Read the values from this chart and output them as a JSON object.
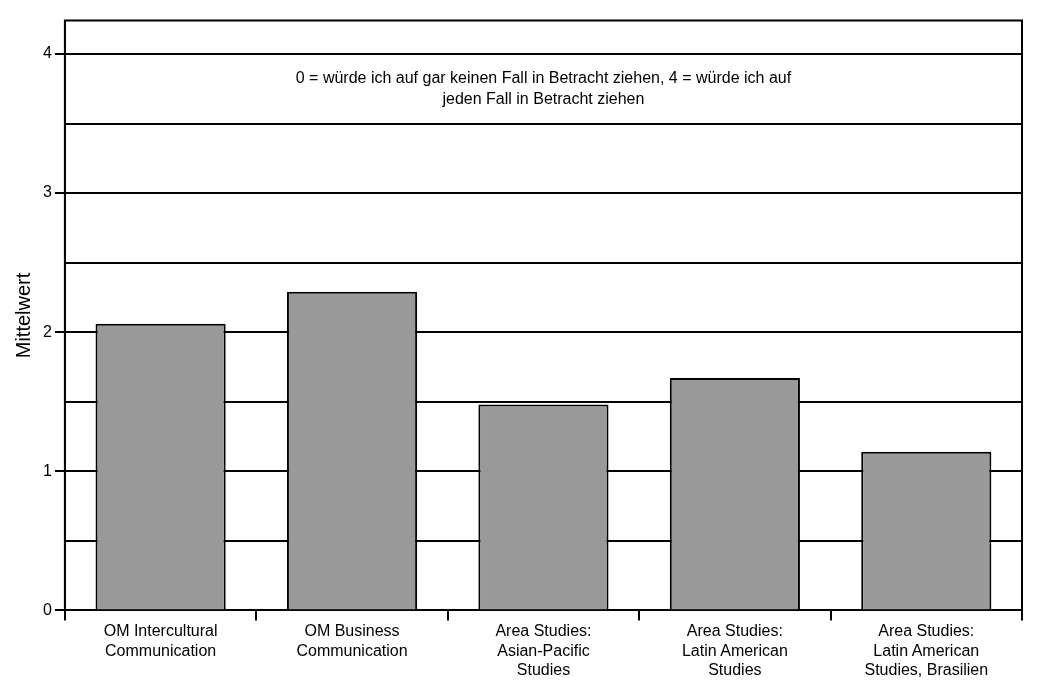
{
  "chart_data": {
    "type": "bar",
    "ylabel": "Mittelwert",
    "categories": [
      "OM Intercultural Communication",
      "OM Business Communication",
      "Area Studies: Asian-Pacific Studies",
      "Area Studies: Latin American Studies",
      "Area Studies: Latin American Studies, Brasilien"
    ],
    "values": [
      2.06,
      2.29,
      1.48,
      1.67,
      1.14
    ],
    "color": "#999999",
    "ylim": [
      0,
      4.24
    ],
    "yticks": [
      0,
      {
        "value": 0.5,
        "label": null
      },
      1,
      {
        "value": 1.5,
        "label": null
      },
      2,
      {
        "value": 2.5,
        "label": null
      },
      3,
      {
        "value": 3.5,
        "label": null
      },
      4
    ],
    "grid": "y",
    "legend": false,
    "annotations": [
      "0 = würde ich auf gar keinen Fall in Betracht ziehen, 4 = würde ich auf jeden Fall in Betracht ziehen"
    ]
  }
}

□ □ □ □ □ □ □

[GOAL] Identify the lines in the records above that contain the word "Studies", then state how many there are and nothing more.

[OUTPUT] 3